■ EXERCISE TASK ■
Write out each line exactly as it stands, please.

= = = =

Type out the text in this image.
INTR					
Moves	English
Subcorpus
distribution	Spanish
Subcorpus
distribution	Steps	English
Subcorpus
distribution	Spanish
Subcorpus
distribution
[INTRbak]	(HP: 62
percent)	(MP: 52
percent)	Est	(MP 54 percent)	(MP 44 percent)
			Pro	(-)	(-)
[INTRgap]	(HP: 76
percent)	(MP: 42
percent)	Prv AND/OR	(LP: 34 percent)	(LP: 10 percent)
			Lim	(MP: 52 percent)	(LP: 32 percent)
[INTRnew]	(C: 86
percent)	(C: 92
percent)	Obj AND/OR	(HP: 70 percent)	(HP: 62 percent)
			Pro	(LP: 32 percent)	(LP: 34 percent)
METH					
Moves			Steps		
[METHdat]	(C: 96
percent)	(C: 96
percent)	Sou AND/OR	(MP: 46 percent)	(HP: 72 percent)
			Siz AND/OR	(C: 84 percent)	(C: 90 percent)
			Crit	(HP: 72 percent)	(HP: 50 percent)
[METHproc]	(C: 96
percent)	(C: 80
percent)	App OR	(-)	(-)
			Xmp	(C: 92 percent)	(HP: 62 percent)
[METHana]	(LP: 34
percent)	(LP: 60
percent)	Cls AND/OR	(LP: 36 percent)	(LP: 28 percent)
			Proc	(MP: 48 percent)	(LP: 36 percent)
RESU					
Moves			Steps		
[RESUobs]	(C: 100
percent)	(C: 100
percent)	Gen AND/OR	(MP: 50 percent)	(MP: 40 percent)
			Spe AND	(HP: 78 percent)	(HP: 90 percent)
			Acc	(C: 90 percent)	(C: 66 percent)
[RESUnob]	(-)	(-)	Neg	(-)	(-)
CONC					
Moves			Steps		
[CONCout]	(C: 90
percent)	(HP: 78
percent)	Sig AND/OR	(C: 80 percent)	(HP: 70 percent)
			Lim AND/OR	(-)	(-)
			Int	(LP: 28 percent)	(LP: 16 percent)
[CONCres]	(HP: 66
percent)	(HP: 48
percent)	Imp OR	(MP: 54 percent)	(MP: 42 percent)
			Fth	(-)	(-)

= = = =

■ FINAL RESULT ■
Type out the text in this image.
INTR					
Moves	English
Subcorpus
distribution	Spanish
Subcorpus
distribution	Steps	English
Subcorpus
distribution	Spanish
Subcorpus
distribution
[INTRbak]	(HP: 62
percent)	(MP: 52
percent)	Est	(MP 54 percent)	(MP 44 percent)
			Pro	(-)	(-)
[INTRgap]	(HP: 76
percent)	(MP: 42
percent)	Prv AND/OR	(LP: 34 percent)	(LP: 10 percent)
			Lim	(MP: 52 percent)	(LP: 32 percent)
[INTRnew]	(C: 86
percent)	(C: 92
percent)	Obj AND/OR	(HP: 70 percent)	(HP: 62 percent)
			Pro	(LP: 32 percent)	(LP: 34 percent)
METH					
Moves			Steps		
[METHdat]	(C: 96
percent)	(C: 96
percent)	Sou AND/OR	(MP: 46 percent)	(HP: 72 percent)
			Siz AND/OR	(C: 84 percent)	(C: 90 percent)
			Crit	(HP: 72 percent)	(HP: 50 percent)
[METHproc]	(C: 96
percent)	(C: 80
percent)	App OR	(-)	(-)
			Xmp	(C: 92 percent)	(HP: 62 percent)
[METHana]	(LP: 34
percent)	(LP: 60
percent)	Cls AND/OR	(LP: 36 percent)	(LP: 28 percent)
			Proc	(MP: 48 percent)	(LP: 36 percent)
RESU					
Moves			Steps		
[RESUobs]	(C: 100
percent)	(C: 100
percent)	Gen AND/OR	(MP: 50 percent)	(MP: 40 percent)
			Spe AND	(HP: 78 percent)	(HP: 90 percent)
			Acc	(C: 90 percent)	(C: 66 percent)
[RESUnob]	(-)	(-)	Neg	(-)	(-)
CONC					
Moves			Steps		
[CONCout]	(C: 90
percent)	(HP: 78
percent)	Sig AND/OR	(C: 80 percent)	(HP: 70 percent)
			Lim AND/OR	(-)	(-)
			Int	(LP: 28 percent)	(LP: 16 percent)
[CONCres]	(HP: 66
percent)	(HP: 48
percent)	Imp OR	(MP: 54 percent)	(MP: 42 percent)
			Fth	(-)	(-)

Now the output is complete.